__TASK TO COMPLETE__. Search the listing below for the string "JSON" and show each line that contains it.

__DATASET CONTENT__.
+++
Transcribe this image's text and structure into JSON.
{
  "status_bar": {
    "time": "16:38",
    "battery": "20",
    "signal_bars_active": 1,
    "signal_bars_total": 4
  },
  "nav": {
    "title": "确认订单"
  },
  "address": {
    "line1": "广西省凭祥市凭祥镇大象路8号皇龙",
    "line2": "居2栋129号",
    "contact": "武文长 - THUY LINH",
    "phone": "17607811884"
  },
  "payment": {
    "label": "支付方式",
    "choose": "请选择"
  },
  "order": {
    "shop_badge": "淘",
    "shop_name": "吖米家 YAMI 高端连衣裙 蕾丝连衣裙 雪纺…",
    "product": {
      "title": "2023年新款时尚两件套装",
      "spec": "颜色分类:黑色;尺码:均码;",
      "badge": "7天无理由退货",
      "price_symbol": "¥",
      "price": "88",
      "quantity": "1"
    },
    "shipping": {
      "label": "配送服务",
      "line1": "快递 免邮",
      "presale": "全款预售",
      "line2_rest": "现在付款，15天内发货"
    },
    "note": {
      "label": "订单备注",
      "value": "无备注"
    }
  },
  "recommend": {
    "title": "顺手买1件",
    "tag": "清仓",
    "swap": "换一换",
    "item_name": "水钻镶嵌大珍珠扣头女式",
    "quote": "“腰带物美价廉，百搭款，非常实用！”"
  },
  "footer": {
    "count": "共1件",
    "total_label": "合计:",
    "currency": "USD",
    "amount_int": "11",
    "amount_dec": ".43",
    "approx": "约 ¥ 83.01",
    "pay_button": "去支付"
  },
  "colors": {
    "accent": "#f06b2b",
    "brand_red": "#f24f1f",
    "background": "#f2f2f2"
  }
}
+++
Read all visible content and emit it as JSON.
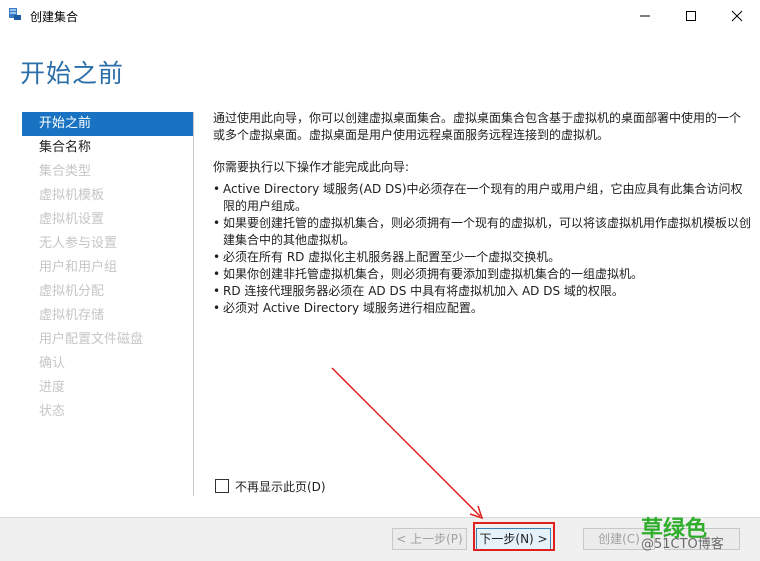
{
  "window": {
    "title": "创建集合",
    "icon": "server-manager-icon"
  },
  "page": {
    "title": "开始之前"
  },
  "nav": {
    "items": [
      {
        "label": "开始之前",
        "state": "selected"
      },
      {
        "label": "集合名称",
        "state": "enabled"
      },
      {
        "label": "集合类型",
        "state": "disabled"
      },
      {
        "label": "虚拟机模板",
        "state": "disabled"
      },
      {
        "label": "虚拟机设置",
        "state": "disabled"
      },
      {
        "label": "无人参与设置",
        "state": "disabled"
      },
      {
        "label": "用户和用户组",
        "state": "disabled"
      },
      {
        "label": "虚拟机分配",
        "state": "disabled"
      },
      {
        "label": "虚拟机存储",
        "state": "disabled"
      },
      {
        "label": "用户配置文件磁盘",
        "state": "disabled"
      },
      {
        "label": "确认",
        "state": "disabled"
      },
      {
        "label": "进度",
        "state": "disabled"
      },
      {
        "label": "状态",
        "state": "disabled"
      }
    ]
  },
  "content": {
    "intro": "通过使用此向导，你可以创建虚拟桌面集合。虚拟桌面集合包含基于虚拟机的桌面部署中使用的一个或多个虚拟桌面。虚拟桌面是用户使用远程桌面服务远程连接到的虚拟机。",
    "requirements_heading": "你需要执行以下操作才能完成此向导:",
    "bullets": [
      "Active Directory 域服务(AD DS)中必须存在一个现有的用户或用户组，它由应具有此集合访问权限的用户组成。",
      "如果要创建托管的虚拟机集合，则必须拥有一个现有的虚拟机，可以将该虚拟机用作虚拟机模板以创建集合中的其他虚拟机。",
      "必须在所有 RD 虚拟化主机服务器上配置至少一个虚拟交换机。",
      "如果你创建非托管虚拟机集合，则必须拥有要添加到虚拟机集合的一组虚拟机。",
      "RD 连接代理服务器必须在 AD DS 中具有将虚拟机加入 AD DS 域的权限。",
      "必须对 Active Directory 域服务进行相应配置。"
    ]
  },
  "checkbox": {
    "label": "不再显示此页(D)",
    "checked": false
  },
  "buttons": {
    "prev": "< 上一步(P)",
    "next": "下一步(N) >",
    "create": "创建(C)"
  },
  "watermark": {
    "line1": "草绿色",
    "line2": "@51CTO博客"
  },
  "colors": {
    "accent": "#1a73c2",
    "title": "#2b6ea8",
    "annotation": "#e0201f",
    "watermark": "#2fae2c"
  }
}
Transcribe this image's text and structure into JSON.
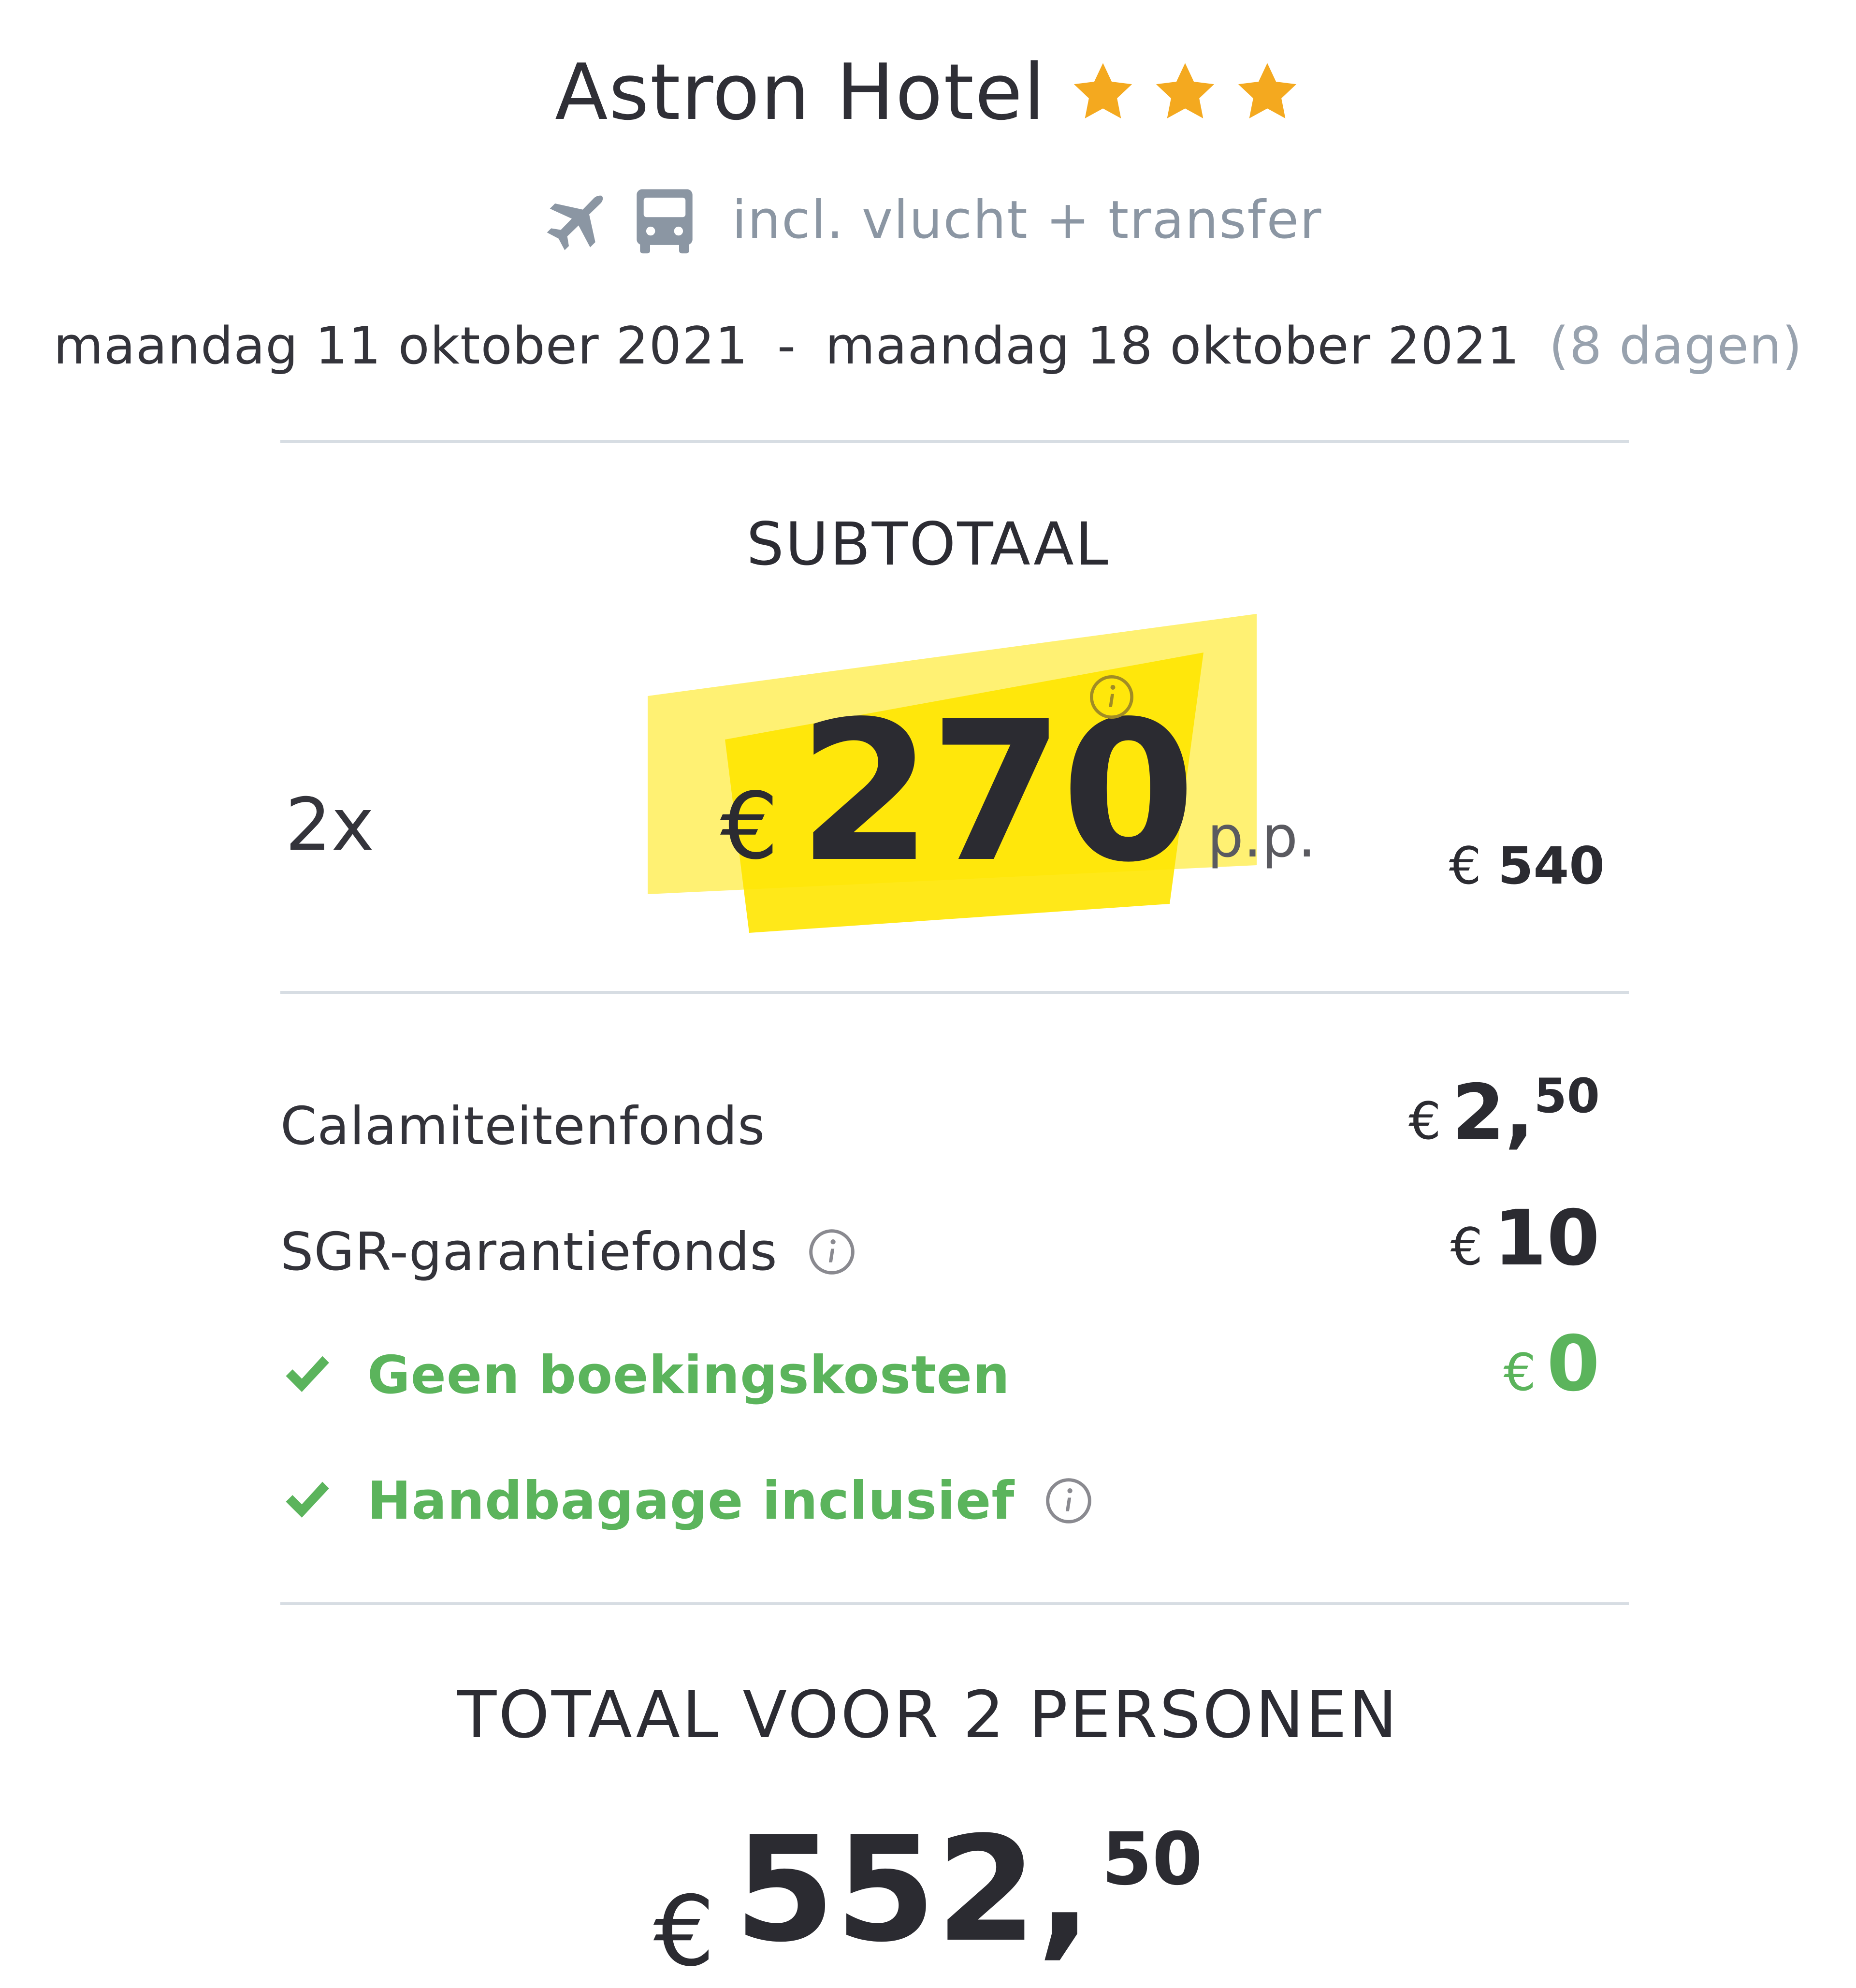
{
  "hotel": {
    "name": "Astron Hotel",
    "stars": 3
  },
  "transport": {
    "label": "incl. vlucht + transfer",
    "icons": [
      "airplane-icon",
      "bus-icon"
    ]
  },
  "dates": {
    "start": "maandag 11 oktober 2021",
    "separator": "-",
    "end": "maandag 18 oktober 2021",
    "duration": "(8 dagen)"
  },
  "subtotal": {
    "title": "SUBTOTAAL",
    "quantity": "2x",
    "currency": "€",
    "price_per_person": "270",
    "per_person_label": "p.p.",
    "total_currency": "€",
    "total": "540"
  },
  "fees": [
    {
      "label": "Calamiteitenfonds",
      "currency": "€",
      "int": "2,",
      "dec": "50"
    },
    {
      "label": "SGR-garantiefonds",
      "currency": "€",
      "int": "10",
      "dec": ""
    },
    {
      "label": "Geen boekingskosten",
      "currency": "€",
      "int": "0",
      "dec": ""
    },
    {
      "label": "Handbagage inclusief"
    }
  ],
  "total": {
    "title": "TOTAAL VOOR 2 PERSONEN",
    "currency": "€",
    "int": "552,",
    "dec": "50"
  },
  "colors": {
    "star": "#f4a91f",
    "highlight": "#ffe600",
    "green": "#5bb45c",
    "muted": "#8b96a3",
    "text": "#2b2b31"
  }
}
+++
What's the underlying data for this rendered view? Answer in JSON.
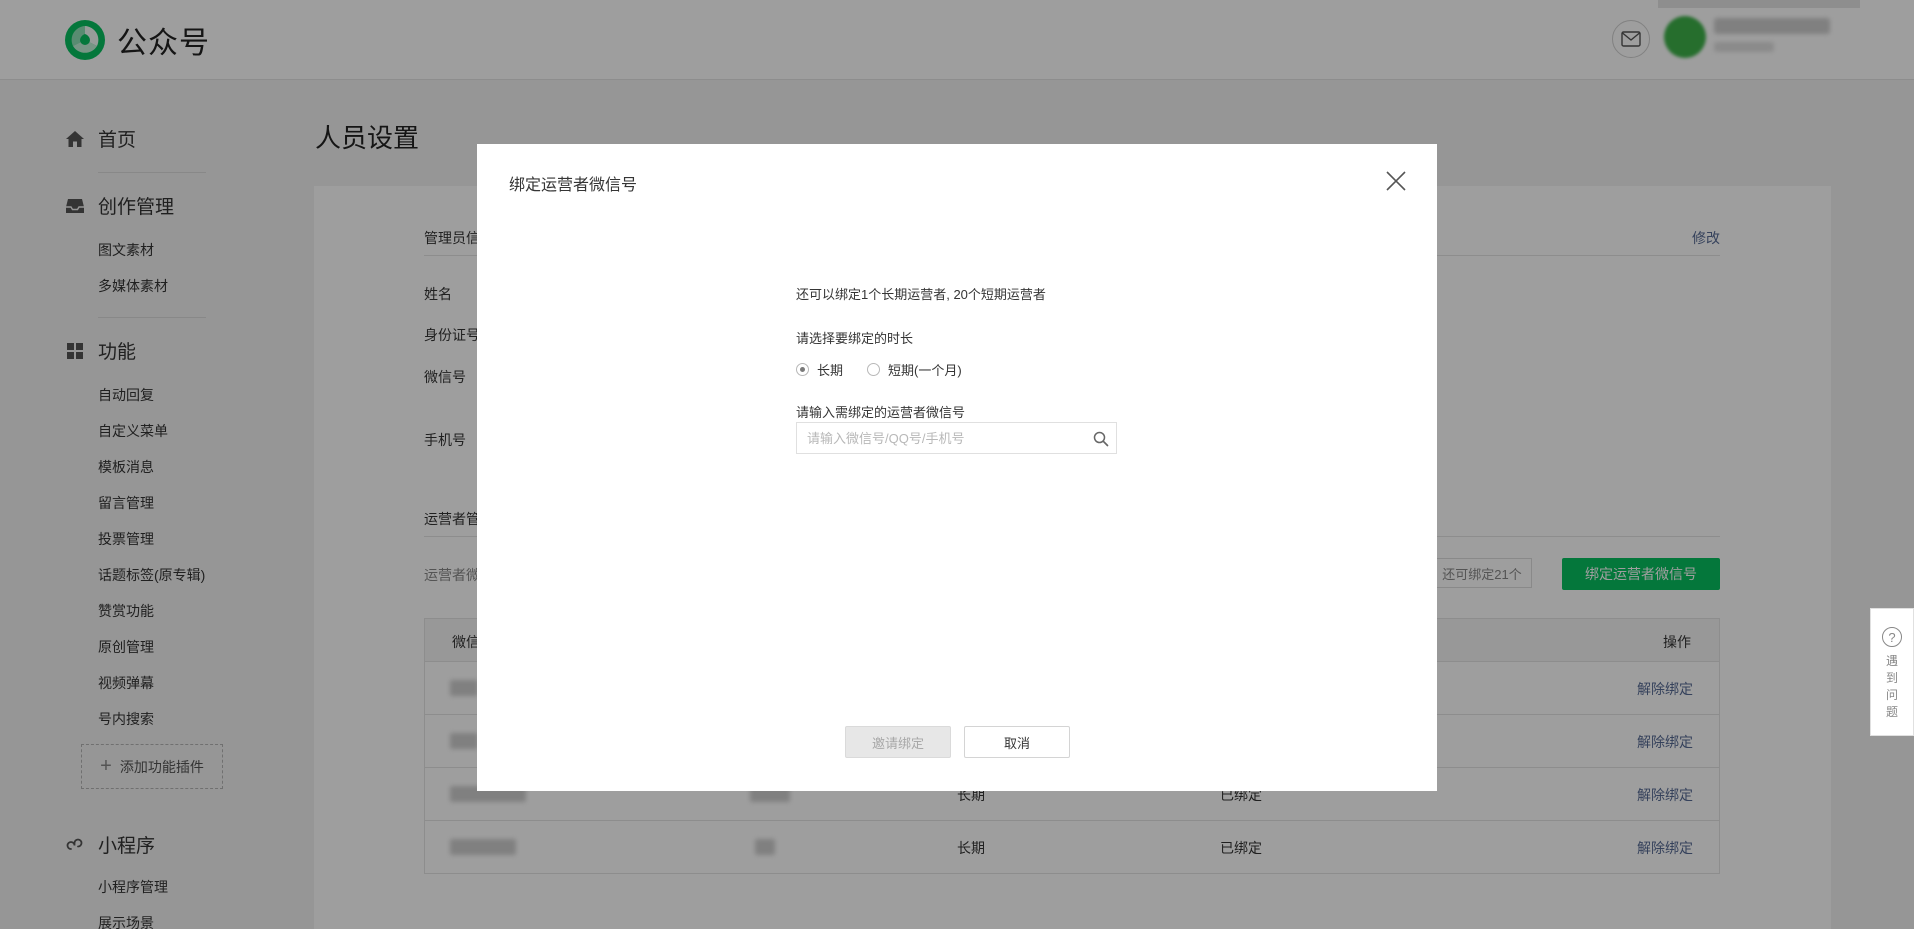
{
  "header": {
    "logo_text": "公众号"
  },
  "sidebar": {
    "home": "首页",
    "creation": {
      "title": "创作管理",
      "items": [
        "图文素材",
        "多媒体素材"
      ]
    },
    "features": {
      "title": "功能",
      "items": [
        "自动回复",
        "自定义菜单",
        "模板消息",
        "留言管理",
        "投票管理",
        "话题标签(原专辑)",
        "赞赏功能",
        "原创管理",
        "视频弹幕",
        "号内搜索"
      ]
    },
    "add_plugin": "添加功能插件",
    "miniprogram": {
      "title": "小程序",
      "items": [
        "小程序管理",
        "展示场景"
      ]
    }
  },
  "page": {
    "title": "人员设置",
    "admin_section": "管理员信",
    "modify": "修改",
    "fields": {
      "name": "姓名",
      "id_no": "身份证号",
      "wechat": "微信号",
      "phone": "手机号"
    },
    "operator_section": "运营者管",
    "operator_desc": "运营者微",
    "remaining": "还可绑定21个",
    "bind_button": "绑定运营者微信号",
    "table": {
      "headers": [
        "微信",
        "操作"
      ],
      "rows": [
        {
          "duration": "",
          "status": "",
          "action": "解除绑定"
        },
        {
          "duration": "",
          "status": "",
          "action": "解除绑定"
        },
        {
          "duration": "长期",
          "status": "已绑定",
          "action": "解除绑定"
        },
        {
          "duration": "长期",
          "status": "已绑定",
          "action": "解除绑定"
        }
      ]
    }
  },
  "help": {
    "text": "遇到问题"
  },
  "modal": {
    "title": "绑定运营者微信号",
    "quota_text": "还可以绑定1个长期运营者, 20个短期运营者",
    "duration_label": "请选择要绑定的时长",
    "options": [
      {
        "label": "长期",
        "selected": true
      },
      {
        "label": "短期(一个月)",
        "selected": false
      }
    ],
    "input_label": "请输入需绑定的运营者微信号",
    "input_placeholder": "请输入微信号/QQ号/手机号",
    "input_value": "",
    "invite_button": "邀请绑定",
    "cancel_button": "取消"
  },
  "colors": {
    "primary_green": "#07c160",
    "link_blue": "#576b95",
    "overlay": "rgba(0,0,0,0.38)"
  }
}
+++
__WRITTEN REPLY__.
Transcribe this image's text and structure into JSON.
Read all visible content and emit it as JSON.
Transcribe this image's text and structure into JSON.
What's the underlying data for this rendered view? Answer in JSON.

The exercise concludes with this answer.